* [Set task]:
Copy the lines holding the word "dropdown", all of them.

* [Records for this task]:
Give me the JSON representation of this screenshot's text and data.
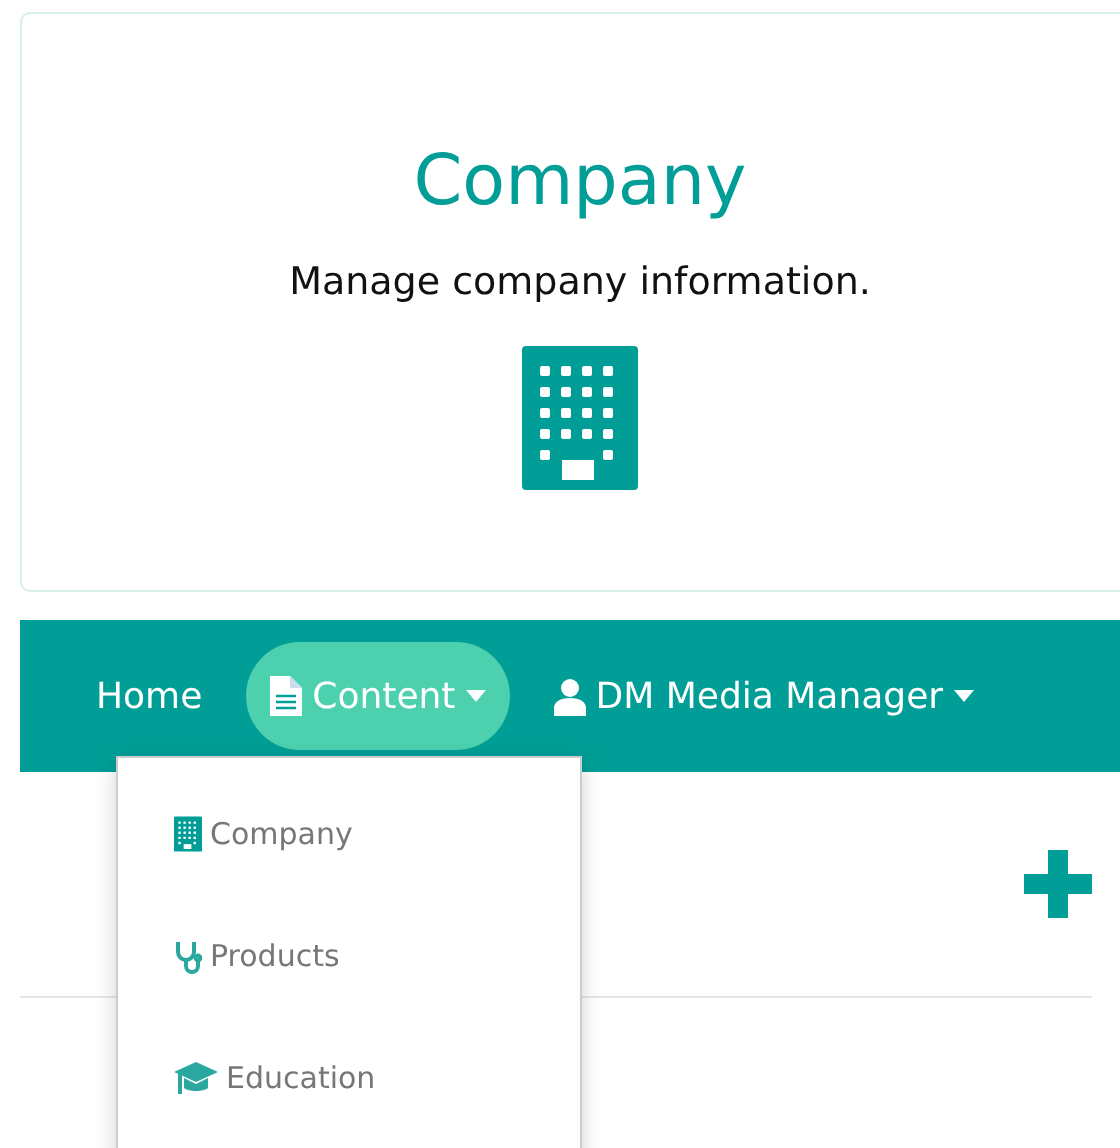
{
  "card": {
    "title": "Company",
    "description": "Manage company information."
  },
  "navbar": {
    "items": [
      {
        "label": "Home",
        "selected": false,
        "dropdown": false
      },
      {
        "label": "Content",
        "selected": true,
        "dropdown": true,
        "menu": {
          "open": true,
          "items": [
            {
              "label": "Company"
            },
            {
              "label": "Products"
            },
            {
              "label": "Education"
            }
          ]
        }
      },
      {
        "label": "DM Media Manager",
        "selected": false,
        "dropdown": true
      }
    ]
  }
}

* [Task response]:
        "dropdown": false
        "dropdown": true,
        "dropdown": true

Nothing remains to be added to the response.